# ISTRUZIONI:
A. Riassumi in due frasi il brano sul whisky irlandese.
B. Riprendi il brano sul whisky irlandese e portalo avanti dopo la sua ultima frase.

Quando si pensa al whisky per antonomasia ai giorni nostri, si pensa comunemente a quello scozzese.
Se fossimo prima della metà dell’800 penseremmo invece probabilmente a quello irlandese. La tradizione vuole che la distillazione nelle isole britanniche sia stata portata proprio dai monaci irlandesi già dal VI secolo e le cronache ci dicono che una delle prime appassionate sia stata la regina Elizabetta I (1533-1603) che si faceva mandare direttamente il distillato a corte. Lo zar Pietro Il Grande (1672-1725) si spinse a dichiarare <<di tutti i vini del mondo, lo spirito irlandese è il migliore!>> Samuel Johnson, autore del dizionario britannico, inserì la parola whiskey nel 1775 sottolineando “the Irish sort is particularly distinguished for its pleasant and mild flavour”. Al tempo operavano in Irlanda circa 1.200 distillerie e nel XIX secolo ci furono almeno 400 marchi di whiskey presenti negli Stati Uniti.

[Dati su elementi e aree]
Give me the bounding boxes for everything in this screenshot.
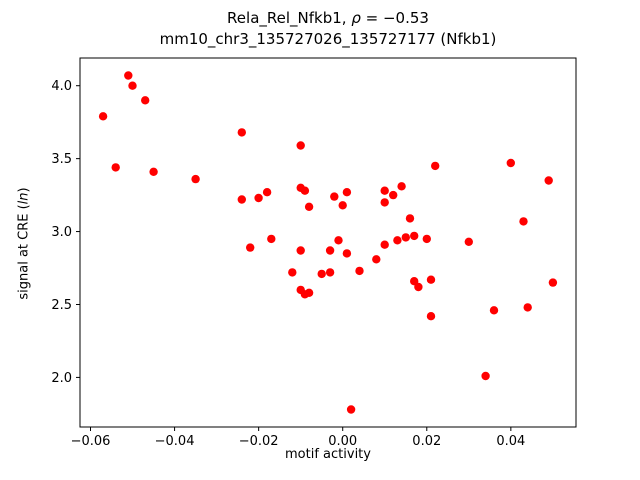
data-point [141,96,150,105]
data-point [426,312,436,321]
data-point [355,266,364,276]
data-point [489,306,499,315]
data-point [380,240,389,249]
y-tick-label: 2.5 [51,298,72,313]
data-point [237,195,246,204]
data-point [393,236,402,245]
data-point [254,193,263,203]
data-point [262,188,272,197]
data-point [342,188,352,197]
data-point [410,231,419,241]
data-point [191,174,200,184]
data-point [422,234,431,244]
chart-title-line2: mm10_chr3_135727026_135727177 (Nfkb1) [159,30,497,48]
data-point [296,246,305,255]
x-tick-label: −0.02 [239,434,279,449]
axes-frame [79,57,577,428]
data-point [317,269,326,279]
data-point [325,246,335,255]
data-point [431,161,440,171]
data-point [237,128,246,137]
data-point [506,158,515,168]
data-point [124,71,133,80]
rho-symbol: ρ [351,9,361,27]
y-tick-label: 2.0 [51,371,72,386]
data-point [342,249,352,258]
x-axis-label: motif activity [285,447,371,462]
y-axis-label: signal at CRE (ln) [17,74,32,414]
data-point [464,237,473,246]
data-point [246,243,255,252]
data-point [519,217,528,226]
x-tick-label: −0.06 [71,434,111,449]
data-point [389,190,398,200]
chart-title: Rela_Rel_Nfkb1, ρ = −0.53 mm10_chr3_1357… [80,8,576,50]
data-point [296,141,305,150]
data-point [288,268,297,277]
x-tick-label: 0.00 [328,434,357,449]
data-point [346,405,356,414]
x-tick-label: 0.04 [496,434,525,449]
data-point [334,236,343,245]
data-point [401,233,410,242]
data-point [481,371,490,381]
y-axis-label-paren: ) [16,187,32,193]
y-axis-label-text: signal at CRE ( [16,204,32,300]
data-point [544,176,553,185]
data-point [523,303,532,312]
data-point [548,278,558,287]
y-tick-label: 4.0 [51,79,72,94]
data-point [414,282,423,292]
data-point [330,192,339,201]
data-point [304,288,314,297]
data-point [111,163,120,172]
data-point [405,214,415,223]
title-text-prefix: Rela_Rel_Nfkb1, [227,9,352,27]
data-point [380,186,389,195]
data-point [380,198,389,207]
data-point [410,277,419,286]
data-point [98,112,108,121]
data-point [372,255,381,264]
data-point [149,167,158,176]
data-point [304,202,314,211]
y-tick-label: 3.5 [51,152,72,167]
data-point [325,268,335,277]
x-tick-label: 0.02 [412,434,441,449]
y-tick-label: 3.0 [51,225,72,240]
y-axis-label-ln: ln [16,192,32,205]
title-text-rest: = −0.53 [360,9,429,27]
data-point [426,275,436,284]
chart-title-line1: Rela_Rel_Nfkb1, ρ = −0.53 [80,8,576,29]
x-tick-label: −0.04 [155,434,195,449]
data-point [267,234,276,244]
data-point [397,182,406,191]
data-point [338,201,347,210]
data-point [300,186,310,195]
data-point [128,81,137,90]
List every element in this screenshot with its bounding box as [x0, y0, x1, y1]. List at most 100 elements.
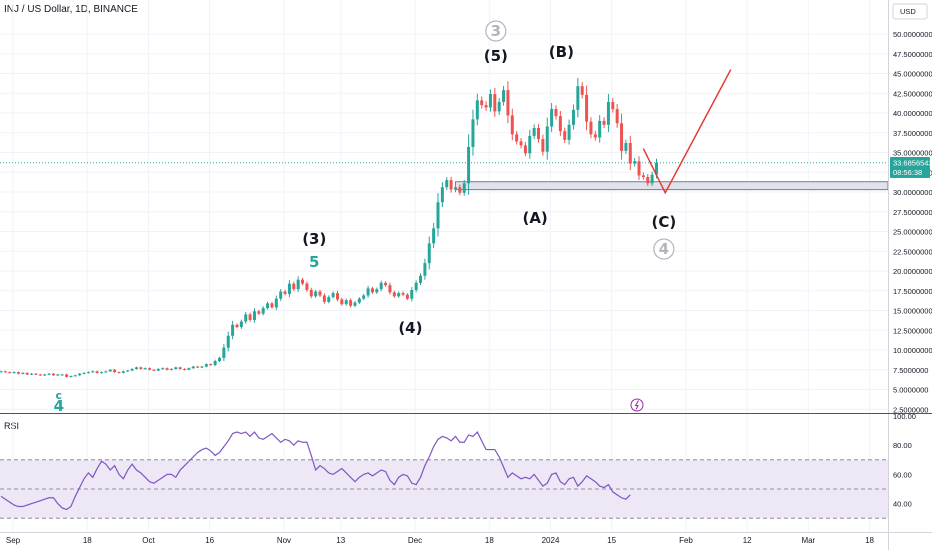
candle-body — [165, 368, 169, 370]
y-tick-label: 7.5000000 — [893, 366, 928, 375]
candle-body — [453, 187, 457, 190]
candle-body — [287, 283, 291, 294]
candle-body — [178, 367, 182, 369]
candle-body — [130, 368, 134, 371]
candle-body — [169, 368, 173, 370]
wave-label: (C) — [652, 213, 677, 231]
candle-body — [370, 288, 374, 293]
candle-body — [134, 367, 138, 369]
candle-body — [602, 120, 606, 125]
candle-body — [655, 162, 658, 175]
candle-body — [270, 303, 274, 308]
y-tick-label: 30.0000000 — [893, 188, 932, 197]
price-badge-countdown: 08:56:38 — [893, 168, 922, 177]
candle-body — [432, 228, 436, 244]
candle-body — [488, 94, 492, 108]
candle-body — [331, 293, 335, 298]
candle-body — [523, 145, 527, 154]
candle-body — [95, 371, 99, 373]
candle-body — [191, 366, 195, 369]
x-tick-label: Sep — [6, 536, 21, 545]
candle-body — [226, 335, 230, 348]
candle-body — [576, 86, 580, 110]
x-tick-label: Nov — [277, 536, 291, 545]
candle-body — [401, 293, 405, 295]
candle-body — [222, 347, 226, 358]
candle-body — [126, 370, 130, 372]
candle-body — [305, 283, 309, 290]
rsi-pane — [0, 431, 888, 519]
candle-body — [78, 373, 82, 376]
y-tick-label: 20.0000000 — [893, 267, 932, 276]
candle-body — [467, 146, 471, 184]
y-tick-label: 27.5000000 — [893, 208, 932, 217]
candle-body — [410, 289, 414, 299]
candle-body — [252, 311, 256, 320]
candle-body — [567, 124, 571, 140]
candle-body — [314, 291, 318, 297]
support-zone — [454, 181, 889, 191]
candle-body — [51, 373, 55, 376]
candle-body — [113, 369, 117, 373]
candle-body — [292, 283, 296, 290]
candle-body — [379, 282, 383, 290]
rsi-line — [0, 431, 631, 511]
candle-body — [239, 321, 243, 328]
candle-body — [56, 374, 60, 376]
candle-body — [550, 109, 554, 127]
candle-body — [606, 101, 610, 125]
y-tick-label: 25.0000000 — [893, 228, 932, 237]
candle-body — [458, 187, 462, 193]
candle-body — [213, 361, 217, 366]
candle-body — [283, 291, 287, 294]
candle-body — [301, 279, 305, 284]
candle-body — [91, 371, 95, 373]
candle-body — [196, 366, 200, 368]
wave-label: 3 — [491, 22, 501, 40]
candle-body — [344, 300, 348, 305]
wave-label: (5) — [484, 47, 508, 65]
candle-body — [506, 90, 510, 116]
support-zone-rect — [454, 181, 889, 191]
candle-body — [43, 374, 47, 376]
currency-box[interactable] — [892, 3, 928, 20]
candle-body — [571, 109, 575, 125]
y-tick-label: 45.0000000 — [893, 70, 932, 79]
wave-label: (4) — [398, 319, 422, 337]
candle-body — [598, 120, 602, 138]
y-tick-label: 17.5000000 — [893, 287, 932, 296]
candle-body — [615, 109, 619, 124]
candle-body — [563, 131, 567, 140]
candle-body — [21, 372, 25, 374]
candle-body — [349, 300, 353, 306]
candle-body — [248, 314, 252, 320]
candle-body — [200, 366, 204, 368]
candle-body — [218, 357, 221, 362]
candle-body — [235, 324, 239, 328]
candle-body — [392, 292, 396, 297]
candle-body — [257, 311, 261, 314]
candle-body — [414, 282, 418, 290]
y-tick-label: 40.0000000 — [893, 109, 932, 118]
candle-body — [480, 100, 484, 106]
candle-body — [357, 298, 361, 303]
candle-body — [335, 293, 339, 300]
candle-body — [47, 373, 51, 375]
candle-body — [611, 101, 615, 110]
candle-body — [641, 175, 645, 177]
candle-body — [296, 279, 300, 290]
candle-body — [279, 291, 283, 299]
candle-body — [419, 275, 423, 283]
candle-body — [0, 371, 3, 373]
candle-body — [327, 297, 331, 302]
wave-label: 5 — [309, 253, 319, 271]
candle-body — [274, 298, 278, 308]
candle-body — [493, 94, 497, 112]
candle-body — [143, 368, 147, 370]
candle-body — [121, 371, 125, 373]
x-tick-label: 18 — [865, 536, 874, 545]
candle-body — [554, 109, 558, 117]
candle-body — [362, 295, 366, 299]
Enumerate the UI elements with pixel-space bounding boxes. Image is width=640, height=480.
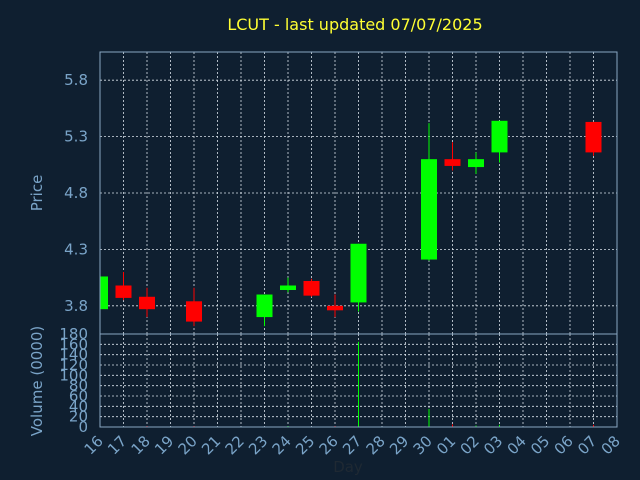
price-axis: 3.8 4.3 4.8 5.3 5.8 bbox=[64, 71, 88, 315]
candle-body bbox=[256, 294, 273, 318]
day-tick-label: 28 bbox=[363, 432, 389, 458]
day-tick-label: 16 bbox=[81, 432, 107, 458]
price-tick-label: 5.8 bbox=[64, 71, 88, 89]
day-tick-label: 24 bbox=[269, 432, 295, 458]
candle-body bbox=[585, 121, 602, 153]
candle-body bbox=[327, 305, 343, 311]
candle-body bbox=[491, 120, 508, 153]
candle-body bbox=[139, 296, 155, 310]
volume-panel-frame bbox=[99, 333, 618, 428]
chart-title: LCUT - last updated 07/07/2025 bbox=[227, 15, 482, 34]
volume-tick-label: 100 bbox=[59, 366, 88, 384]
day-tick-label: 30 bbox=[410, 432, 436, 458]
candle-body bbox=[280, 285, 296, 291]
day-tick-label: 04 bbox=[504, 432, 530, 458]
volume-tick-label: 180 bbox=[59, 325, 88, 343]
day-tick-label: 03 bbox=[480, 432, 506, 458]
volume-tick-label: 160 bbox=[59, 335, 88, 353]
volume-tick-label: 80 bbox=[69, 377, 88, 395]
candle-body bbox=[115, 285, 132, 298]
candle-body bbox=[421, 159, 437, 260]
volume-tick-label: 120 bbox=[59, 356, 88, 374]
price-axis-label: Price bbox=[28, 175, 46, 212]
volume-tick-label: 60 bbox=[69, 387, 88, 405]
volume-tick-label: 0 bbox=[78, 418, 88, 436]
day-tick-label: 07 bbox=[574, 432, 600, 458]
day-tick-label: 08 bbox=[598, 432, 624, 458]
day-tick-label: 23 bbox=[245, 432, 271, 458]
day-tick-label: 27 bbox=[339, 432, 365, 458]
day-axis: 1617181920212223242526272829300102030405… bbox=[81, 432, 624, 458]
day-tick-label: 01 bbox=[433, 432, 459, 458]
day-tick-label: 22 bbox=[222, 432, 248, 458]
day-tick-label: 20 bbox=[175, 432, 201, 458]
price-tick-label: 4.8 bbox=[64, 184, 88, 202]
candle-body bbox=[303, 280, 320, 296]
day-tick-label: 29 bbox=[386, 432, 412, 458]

# ELENCO RISPOSTE:
A. Oggi il whisky per eccellenza è di solito quello scozzese, ma prima della metà dell'Ottocento sarebbe stato probabilmente quello irlandese: secondo la tradizione, la distillazione arrivò nelle isole britanniche proprio con i monaci irlandesi già nel VI secolo. Il whiskey irlandese ebbe estimatori illustri come la regina Elisabetta I, lo zar Pietro il Grande e Samuel Johnson, e ai tempi di Johnson in Irlanda lavoravano circa 1.200 distillerie, mentre nel XIX secolo negli Stati Uniti si trovavano almeno 400 marchi di whiskey.

B.
Durante l’Ottocento, il whisky scozzese era afflitto da mille problemi e scandali, dovuti anche alle frequenti sofisticazioni, ben descritte nel libro Bad Whisky di Edward Burns. La caduta del whiskey irlandese dal paradiso agli inferi passa attraverso eventi sfortunati e scelte sbagliate. L’invenzione prima (1822 Perrier, 1828 Stein) e il perfezionamento poi (1830) dell’alambicco a colonna moderno operato da un ufficiale delle accise, ironia della sorte, irlandese, il famoso Aeneas Coffey, è il primo colpo. Questa innovazione portò sul mercato i blended che tuttora rappresentano oltre il 90% del mercato. Da quel momento il mercato si ampliò enormemente. Gli irlandesi non credettero nell’alambicco a colonna, anzi ne furono fieri oppositori e rimasero tradizionalisti, tagliandosi di fatto fuori dal grande mercato che si venne ad aprire, anche perché di lì a poco la filossera sterminerà la vite nel continente privando le isole britanniche del rinomanto Brandy. Dopo anni di dispute sulla denominazione ‘whisk(e)y’, nel 1909 venne istituita la Royal Commission on Whisky and other Potable Spirits che dopo un anno e mezzo deliberò che anche il distillato prodotto con il Coffey Still potè essere nobilitato dal nome whisk(e)y. Il proibizionismo e la guerra civile, con la successiva indipendenza (1919-1921), emarginarono l’Irlanda dall’impero britannico e dalle enormi potenzialità distributive.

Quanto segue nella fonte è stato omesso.